<<<<
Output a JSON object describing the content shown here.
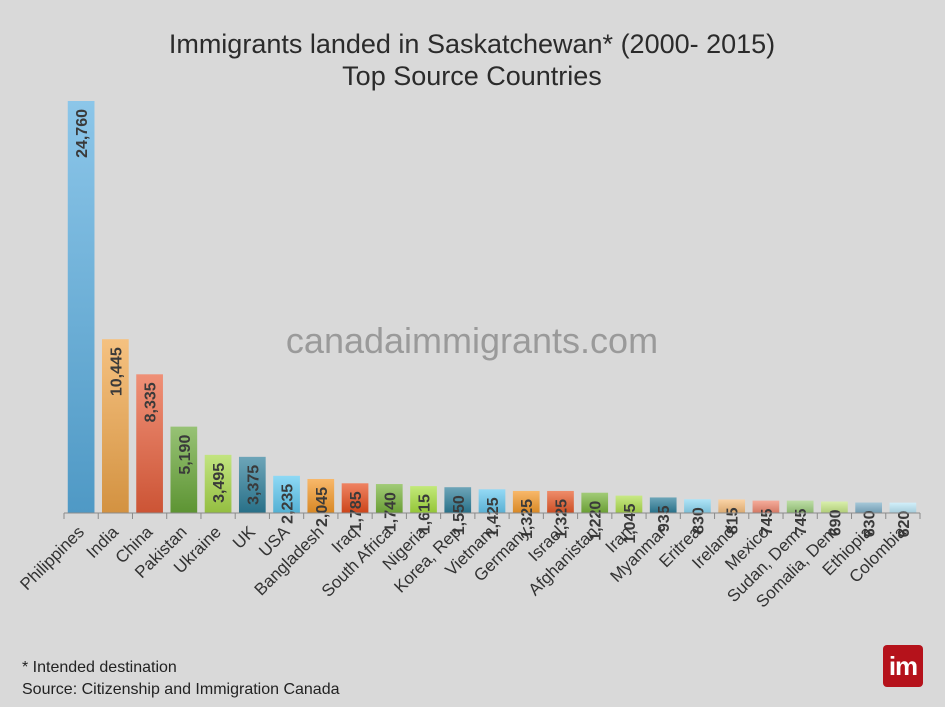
{
  "chart_data": {
    "type": "bar",
    "title": "Immigrants landed in Saskatchewan* (2000- 2015)",
    "subtitle": "Top Source Countries",
    "xlabel": "",
    "ylabel": "",
    "ylim": [
      0,
      25000
    ],
    "grid": false,
    "categories": [
      "Philippines",
      "India",
      "China",
      "Pakistan",
      "Ukraine",
      "UK",
      "USA",
      "Bangladesh",
      "Iraq",
      "South Africa",
      "Nigeria",
      "Korea, Rep",
      "Vietnam",
      "Germany",
      "Israel",
      "Afghanistan",
      "Iran",
      "Myanmar",
      "Eritrea",
      "Ireland",
      "Mexico",
      "Sudan, Dem.",
      "Somalia, Dem",
      "Ethiopia",
      "Colombia"
    ],
    "values": [
      24760,
      10445,
      8335,
      5190,
      3495,
      3375,
      2235,
      2045,
      1785,
      1740,
      1615,
      1550,
      1425,
      1325,
      1325,
      1220,
      1045,
      935,
      830,
      815,
      745,
      745,
      690,
      630,
      620
    ],
    "data_labels": [
      "24,760",
      "10,445",
      "8,335",
      "5,190",
      "3,495",
      "3,375",
      "2,235",
      "2,045",
      "1,785",
      "1,740",
      "1,615",
      "1,550",
      "1,425",
      "1,325",
      "1,325",
      "1,220",
      "1,045",
      "935",
      "830",
      "815",
      "745",
      "745",
      "690",
      "630",
      "620"
    ],
    "colors": [
      "#5aaee0",
      "#f0a64a",
      "#e8603c",
      "#6aa83a",
      "#a8d84a",
      "#2e7f9a",
      "#5ec8f0",
      "#f59a2a",
      "#e84e1e",
      "#78b43c",
      "#a8e040",
      "#2e7f9a",
      "#66c8f0",
      "#f59a2a",
      "#e85a2a",
      "#78b43c",
      "#b0e050",
      "#2e7f9a",
      "#8cd8f4",
      "#f8c080",
      "#f08870",
      "#a0d080",
      "#c8e888",
      "#80b0c8",
      "#bde8f8"
    ]
  },
  "watermark": "canadaimmigrants.com",
  "footnote": {
    "line1": "* Intended destination",
    "line2": "Source: Citizenship and Immigration Canada"
  },
  "logo": {
    "text": "im",
    "color": "#b5121b"
  }
}
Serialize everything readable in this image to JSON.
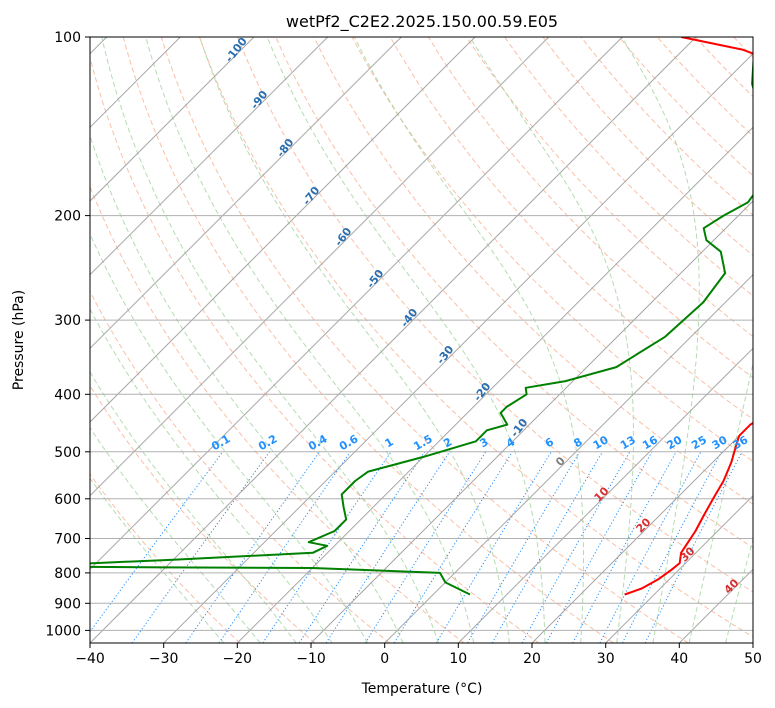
{
  "chart_data": {
    "type": "skew-t",
    "title": "wetPf2_C2E2.2025.150.00.59.E05",
    "xlabel": "Temperature (°C)",
    "ylabel": "Pressure (hPa)",
    "xlim": [
      -40,
      50
    ],
    "ylim": [
      1050,
      100
    ],
    "y_scale": "log",
    "x_ticks": [
      -40,
      -30,
      -20,
      -10,
      0,
      10,
      20,
      30,
      40,
      50
    ],
    "x_tick_labels": [
      "−40",
      "−30",
      "−20",
      "−10",
      "0",
      "10",
      "20",
      "30",
      "40",
      "50"
    ],
    "y_ticks": [
      100,
      200,
      300,
      400,
      500,
      600,
      700,
      800,
      900,
      1000
    ],
    "y_tick_labels": [
      "100",
      "200",
      "300",
      "400",
      "500",
      "600",
      "700",
      "800",
      "900",
      "1000"
    ],
    "grid": true,
    "series": [
      {
        "color": "#ff0000",
        "x": [
          26.0,
          27.5,
          28.5,
          29.0,
          29.2,
          28.0,
          27.0,
          26.0,
          25.0,
          24.0,
          22.5,
          21.0,
          20.0,
          20.0,
          21.0,
          21.5,
          20.5,
          18.5,
          15.5,
          12.5,
          9.0,
          5.0,
          2.0,
          -1.0,
          -2.5,
          -4.0,
          -4.5,
          -5.5,
          -9.0,
          -13.0,
          -18.0,
          -26.0,
          -32.0,
          -42.0
        ],
        "y": [
          870,
          850,
          820,
          790,
          770,
          740,
          680,
          640,
          600,
          560,
          520,
          490,
          470,
          450,
          430,
          410,
          380,
          350,
          320,
          290,
          260,
          230,
          210,
          200,
          190,
          180,
          170,
          160,
          145,
          130,
          120,
          110,
          105,
          100
        ]
      },
      {
        "color": "#008000",
        "x": [
          5.0,
          0.0,
          -2.0,
          -20.0,
          -40.0,
          -60.0,
          -40.0,
          -22.0,
          -21.0,
          -24.0,
          -22.0,
          -22.0,
          -24.0,
          -26.0,
          -26.0,
          -25.5,
          -20.0,
          -15.0,
          -15.0,
          -13.0,
          -15.5,
          -15.5,
          -14.5,
          -15.5,
          -11.0,
          -6.0,
          -3.5,
          -3.0,
          -4.0,
          -7.5,
          -11.0,
          -13.0,
          -12.0,
          -10.5,
          -11.0,
          -15.0,
          -19.0,
          -26.0,
          -32.0
        ],
        "y": [
          870,
          830,
          800,
          785,
          783,
          780,
          760,
          740,
          720,
          710,
          680,
          650,
          620,
          590,
          560,
          540,
          510,
          480,
          460,
          450,
          430,
          420,
          400,
          390,
          380,
          360,
          320,
          280,
          250,
          230,
          220,
          210,
          200,
          190,
          180,
          160,
          140,
          120,
          100
        ]
      }
    ],
    "labels": {
      "dry_adiabats": [
        -100,
        -90,
        -80,
        -70,
        -60,
        -50,
        -40,
        -30,
        -20,
        -10
      ],
      "moist_adiabats": [
        0,
        10,
        20,
        30,
        40
      ],
      "mixing_ratios": [
        "0.1",
        "0.2",
        "0.4",
        "0.6",
        "1",
        "1.5",
        "2",
        "3",
        "4",
        "6",
        "8",
        "10",
        "13",
        "16",
        "20",
        "25",
        "30",
        "36"
      ]
    }
  }
}
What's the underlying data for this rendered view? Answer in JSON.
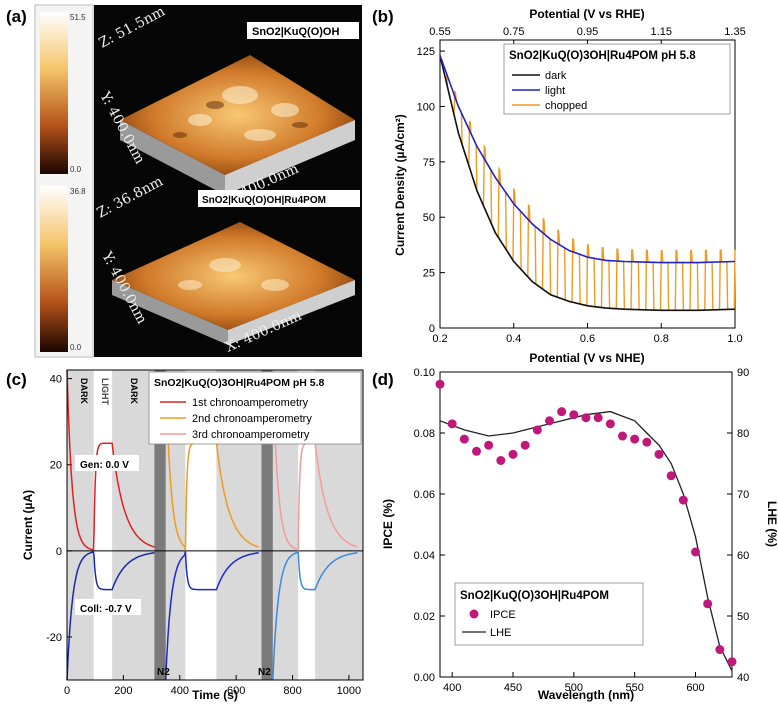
{
  "panels": {
    "a": {
      "label": "(a)",
      "scale_top": {
        "max": "51.5",
        "min": "0.0"
      },
      "scale_bottom": {
        "max": "36.8",
        "min": "0.0"
      },
      "top_image": {
        "title": "SnO2|KuQ(O)OH",
        "z": "Z: 51.5nm",
        "y": "Y: 400.0nm",
        "x": "X: 400.0nm"
      },
      "bottom_image": {
        "title": "SnO2|KuQ(O)OH|Ru4POM",
        "z": "Z: 36.8nm",
        "y": "Y: 400.0nm",
        "x": "X: 400.0nm"
      }
    }
  },
  "chart_data": [
    {
      "id": "b",
      "label": "(b)",
      "type": "line",
      "title": "SnO2|KuQ(O)3OH|Ru4POM pH 5.8",
      "xlabel": "Potential (V vs NHE)",
      "x2label": "Potential (V vs RHE)",
      "ylabel": "Current Density (µA/cm²)",
      "xlim": [
        0.2,
        1.0
      ],
      "ylim": [
        0,
        130
      ],
      "x2lim": [
        0.55,
        1.35
      ],
      "xticks": [
        "0.2",
        "0.4",
        "0.6",
        "0.8",
        "1.0"
      ],
      "xtick_values": [
        0.2,
        0.4,
        0.6,
        0.8,
        1.0
      ],
      "x2ticks": [
        "0.55",
        "0.75",
        "0.95",
        "1.15",
        "1.35"
      ],
      "yticks": [
        "0",
        "25",
        "50",
        "75",
        "100",
        "125"
      ],
      "ytick_values": [
        0,
        25,
        50,
        75,
        100,
        125
      ],
      "series": [
        {
          "name": "dark",
          "color": "#111111",
          "x": [
            0.2,
            0.25,
            0.3,
            0.35,
            0.4,
            0.45,
            0.5,
            0.55,
            0.6,
            0.65,
            0.7,
            0.8,
            0.9,
            1.0
          ],
          "y": [
            123,
            88,
            62,
            43,
            30,
            21,
            15,
            12,
            10,
            9,
            8.5,
            8,
            8,
            8.5
          ]
        },
        {
          "name": "light",
          "color": "#2222cc",
          "x": [
            0.2,
            0.25,
            0.3,
            0.35,
            0.4,
            0.45,
            0.5,
            0.55,
            0.6,
            0.65,
            0.7,
            0.8,
            0.9,
            1.0
          ],
          "y": [
            123,
            100,
            82,
            68,
            56,
            47,
            40,
            35,
            32,
            30.5,
            30,
            29.5,
            29.5,
            30
          ]
        },
        {
          "name": "chopped",
          "color": "#f09a20"
        }
      ]
    },
    {
      "id": "c",
      "label": "(c)",
      "type": "line",
      "title": "SnO2|KuQ(O)3OH|Ru4POM pH 5.8",
      "xlabel": "Time (s)",
      "ylabel": "Current (µA)",
      "xlim": [
        0,
        1050
      ],
      "ylim": [
        -30,
        42
      ],
      "xticks": [
        "0",
        "200",
        "400",
        "600",
        "800",
        "1000"
      ],
      "xtick_values": [
        0,
        200,
        400,
        600,
        800,
        1000
      ],
      "yticks": [
        "-20",
        "0",
        "20",
        "40"
      ],
      "ytick_values": [
        -20,
        0,
        20,
        40
      ],
      "region_labels": [
        "DARK",
        "LIGHT",
        "DARK"
      ],
      "n2_labels": [
        "N2",
        "N2"
      ],
      "gen_label": "Gen: 0.0 V",
      "coll_label": "Coll: -0.7 V",
      "series": [
        {
          "name": "1st chronoamperometry",
          "color": "#dd2222"
        },
        {
          "name": "2nd chronoamperometry",
          "color": "#f09a20"
        },
        {
          "name": "3rd chronoamperometry",
          "color": "#f59a9a"
        }
      ]
    },
    {
      "id": "d",
      "label": "(d)",
      "type": "scatter",
      "title": "SnO2|KuQ(O)3OH|Ru4POM",
      "xlabel": "Wavelength (nm)",
      "ylabel": "IPCE (%)",
      "y2label": "LHE (%)",
      "xlim": [
        390,
        630
      ],
      "ylim": [
        0,
        0.1
      ],
      "y2lim": [
        40,
        90
      ],
      "xticks": [
        "400",
        "450",
        "500",
        "550",
        "600"
      ],
      "xtick_values": [
        400,
        450,
        500,
        550,
        600
      ],
      "yticks": [
        "0.00",
        "0.02",
        "0.04",
        "0.06",
        "0.08",
        "0.10"
      ],
      "ytick_values": [
        0,
        0.02,
        0.04,
        0.06,
        0.08,
        0.1
      ],
      "y2ticks": [
        "40",
        "50",
        "60",
        "70",
        "80",
        "90"
      ],
      "y2tick_values": [
        40,
        50,
        60,
        70,
        80,
        90
      ],
      "series": [
        {
          "name": "IPCE",
          "color": "#c0187a",
          "x": [
            390,
            400,
            410,
            420,
            430,
            440,
            450,
            460,
            470,
            480,
            490,
            500,
            510,
            520,
            530,
            540,
            550,
            560,
            570,
            580,
            590,
            600,
            610,
            620,
            630
          ],
          "y": [
            0.096,
            0.083,
            0.078,
            0.074,
            0.076,
            0.071,
            0.073,
            0.076,
            0.081,
            0.084,
            0.087,
            0.086,
            0.085,
            0.085,
            0.083,
            0.079,
            0.078,
            0.077,
            0.073,
            0.066,
            0.058,
            0.041,
            0.024,
            0.009,
            0.005
          ]
        },
        {
          "name": "LHE",
          "color": "#222222",
          "x": [
            390,
            410,
            430,
            450,
            470,
            490,
            510,
            530,
            550,
            560,
            570,
            580,
            590,
            600,
            610,
            620,
            630
          ],
          "y": [
            82,
            80.5,
            79.5,
            80,
            81,
            82,
            83,
            83.5,
            82,
            80,
            78,
            75,
            70,
            63,
            53,
            45,
            41
          ]
        }
      ]
    }
  ]
}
>>>>
▶ [YOUR INSTRUCTIONS] Show all lines in the entries above where the string "Current" appears.

▶ [COMPLETED TASK]
      "ylabel": "Current Density (µA/cm²)",
      "ylabel": "Current (µA)",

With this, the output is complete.